> Direction
Could you copy exactly the lines from the one containing "OCR this image." through the last line of the records below, leaving out any pictures?
>> Begin
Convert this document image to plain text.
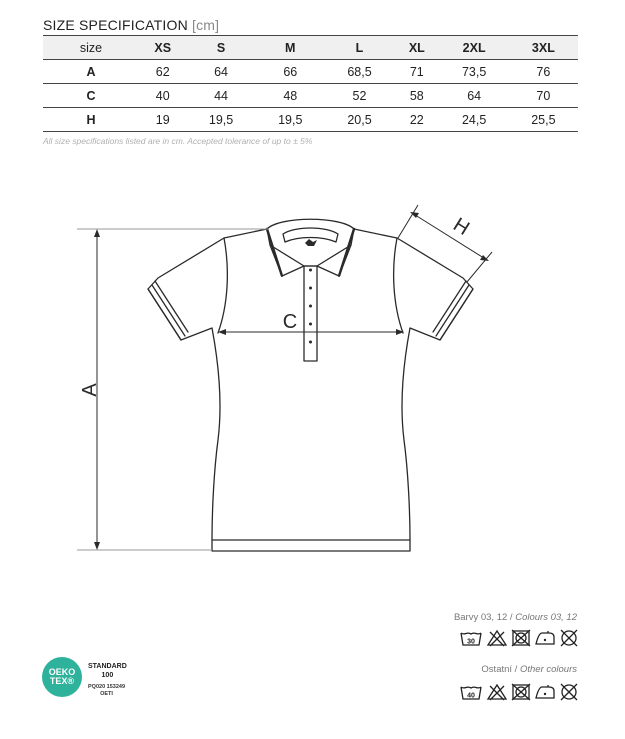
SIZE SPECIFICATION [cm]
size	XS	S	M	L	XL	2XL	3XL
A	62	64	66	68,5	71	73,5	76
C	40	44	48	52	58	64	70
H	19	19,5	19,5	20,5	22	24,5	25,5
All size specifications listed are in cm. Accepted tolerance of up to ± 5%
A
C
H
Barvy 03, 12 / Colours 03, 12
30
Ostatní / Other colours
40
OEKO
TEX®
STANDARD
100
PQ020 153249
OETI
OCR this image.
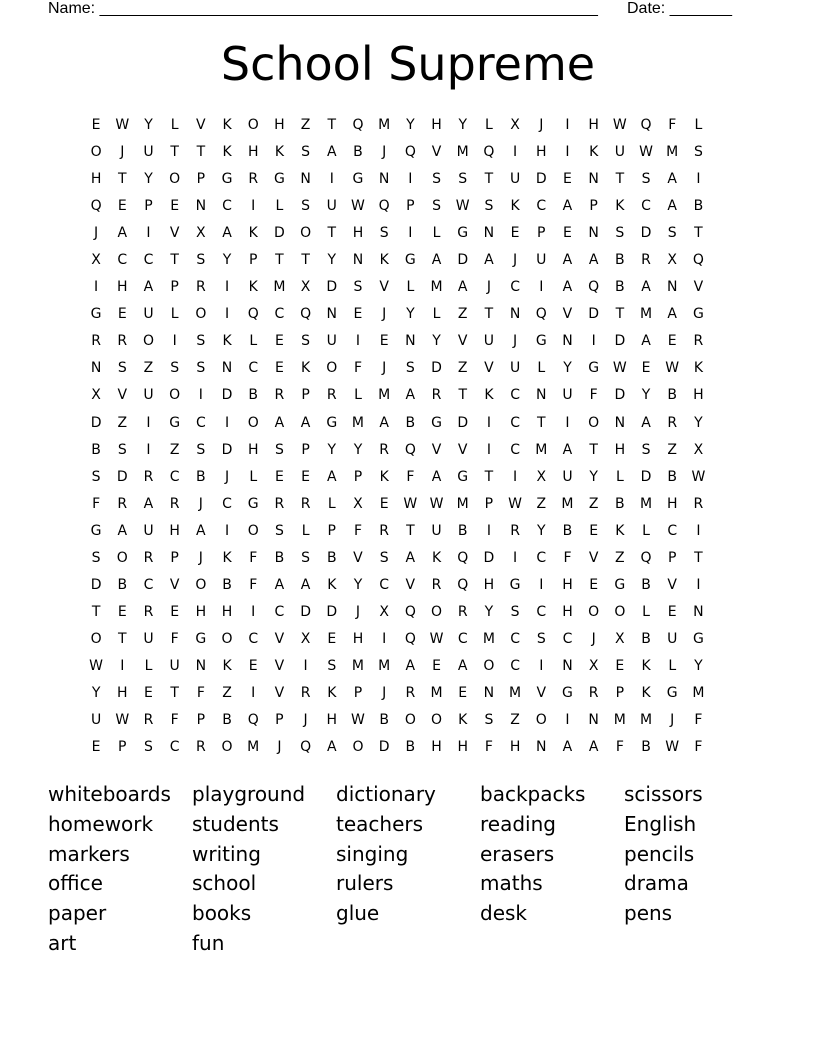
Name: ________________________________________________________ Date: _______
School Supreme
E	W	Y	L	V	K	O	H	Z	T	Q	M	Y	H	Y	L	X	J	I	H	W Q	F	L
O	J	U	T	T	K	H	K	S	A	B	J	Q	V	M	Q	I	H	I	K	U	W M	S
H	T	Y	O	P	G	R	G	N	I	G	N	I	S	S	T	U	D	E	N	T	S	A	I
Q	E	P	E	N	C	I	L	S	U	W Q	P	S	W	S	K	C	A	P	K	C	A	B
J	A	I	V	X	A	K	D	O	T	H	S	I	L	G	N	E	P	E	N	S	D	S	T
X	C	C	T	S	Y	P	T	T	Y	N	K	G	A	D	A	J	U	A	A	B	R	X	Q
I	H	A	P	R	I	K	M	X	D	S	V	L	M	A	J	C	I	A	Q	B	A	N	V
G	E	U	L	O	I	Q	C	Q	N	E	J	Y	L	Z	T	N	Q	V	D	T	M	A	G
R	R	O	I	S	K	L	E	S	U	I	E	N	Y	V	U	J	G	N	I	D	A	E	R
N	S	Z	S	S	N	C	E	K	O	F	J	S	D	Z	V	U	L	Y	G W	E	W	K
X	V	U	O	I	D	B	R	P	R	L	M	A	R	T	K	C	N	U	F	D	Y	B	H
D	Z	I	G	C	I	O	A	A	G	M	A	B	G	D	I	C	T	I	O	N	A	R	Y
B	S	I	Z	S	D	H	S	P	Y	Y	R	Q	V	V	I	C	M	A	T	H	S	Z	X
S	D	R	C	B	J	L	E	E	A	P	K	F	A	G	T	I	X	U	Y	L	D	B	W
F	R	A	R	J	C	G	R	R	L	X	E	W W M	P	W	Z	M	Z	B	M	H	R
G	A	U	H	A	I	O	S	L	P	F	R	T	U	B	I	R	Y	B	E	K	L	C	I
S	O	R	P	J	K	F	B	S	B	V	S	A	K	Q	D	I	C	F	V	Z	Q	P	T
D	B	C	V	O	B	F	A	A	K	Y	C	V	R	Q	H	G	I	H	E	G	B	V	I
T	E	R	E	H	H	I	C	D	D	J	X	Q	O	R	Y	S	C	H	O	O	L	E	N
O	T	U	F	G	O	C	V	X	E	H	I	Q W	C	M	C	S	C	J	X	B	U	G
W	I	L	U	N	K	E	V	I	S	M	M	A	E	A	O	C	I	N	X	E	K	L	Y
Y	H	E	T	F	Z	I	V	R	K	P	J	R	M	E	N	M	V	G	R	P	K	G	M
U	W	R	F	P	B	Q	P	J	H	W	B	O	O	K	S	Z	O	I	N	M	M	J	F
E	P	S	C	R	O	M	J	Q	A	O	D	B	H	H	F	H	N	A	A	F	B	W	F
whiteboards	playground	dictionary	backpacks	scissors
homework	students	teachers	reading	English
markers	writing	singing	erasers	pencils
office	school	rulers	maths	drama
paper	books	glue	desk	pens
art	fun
>> End
> Result of the task
OCR this image.
Name: ________________________________________________________ Date: _______
School Supreme
E	W	Y	L	V	K	O	H	Z	T	Q	M	Y	H	Y	L	X	J	I	H	W Q	F	L
O	J	U	T	T	K	H	K	S	A	B	J	Q	V	M	Q	I	H	I	K	U	W M	S
H	T	Y	O	P	G	R	G	N	I	G	N	I	S	S	T	U	D	E	N	T	S	A	I
Q	E	P	E	N	C	I	L	S	U	W Q	P	S	W	S	K	C	A	P	K	C	A	B
J	A	I	V	X	A	K	D	O	T	H	S	I	L	G	N	E	P	E	N	S	D	S	T
X	C	C	T	S	Y	P	T	T	Y	N	K	G	A	D	A	J	U	A	A	B	R	X	Q
I	H	A	P	R	I	K	M	X	D	S	V	L	M	A	J	C	I	A	Q	B	A	N	V
G	E	U	L	O	I	Q	C	Q	N	E	J	Y	L	Z	T	N	Q	V	D	T	M	A	G
R	R	O	I	S	K	L	E	S	U	I	E	N	Y	V	U	J	G	N	I	D	A	E	R
N	S	Z	S	S	N	C	E	K	O	F	J	S	D	Z	V	U	L	Y	G W	E	W	K
X	V	U	O	I	D	B	R	P	R	L	M	A	R	T	K	C	N	U	F	D	Y	B	H
D	Z	I	G	C	I	O	A	A	G	M	A	B	G	D	I	C	T	I	O	N	A	R	Y
B	S	I	Z	S	D	H	S	P	Y	Y	R	Q	V	V	I	C	M	A	T	H	S	Z	X
S	D	R	C	B	J	L	E	E	A	P	K	F	A	G	T	I	X	U	Y	L	D	B	W
F	R	A	R	J	C	G	R	R	L	X	E	W W M	P	W	Z	M	Z	B	M	H	R
G	A	U	H	A	I	O	S	L	P	F	R	T	U	B	I	R	Y	B	E	K	L	C	I
S	O	R	P	J	K	F	B	S	B	V	S	A	K	Q	D	I	C	F	V	Z	Q	P	T
D	B	C	V	O	B	F	A	A	K	Y	C	V	R	Q	H	G	I	H	E	G	B	V	I
T	E	R	E	H	H	I	C	D	D	J	X	Q	O	R	Y	S	C	H	O	O	L	E	N
O	T	U	F	G	O	C	V	X	E	H	I	Q W	C	M	C	S	C	J	X	B	U	G
W	I	L	U	N	K	E	V	I	S	M	M	A	E	A	O	C	I	N	X	E	K	L	Y
Y	H	E	T	F	Z	I	V	R	K	P	J	R	M	E	N	M	V	G	R	P	K	G	M
U	W	R	F	P	B	Q	P	J	H	W	B	O	O	K	S	Z	O	I	N	M	M	J	F
E	P	S	C	R	O	M	J	Q	A	O	D	B	H	H	F	H	N	A	A	F	B	W	F
whiteboards	playground	dictionary	backpacks	scissors
homework	students	teachers	reading	English
markers	writing	singing	erasers	pencils
office	school	rulers	maths	drama
paper	books	glue	desk	pens
art	fun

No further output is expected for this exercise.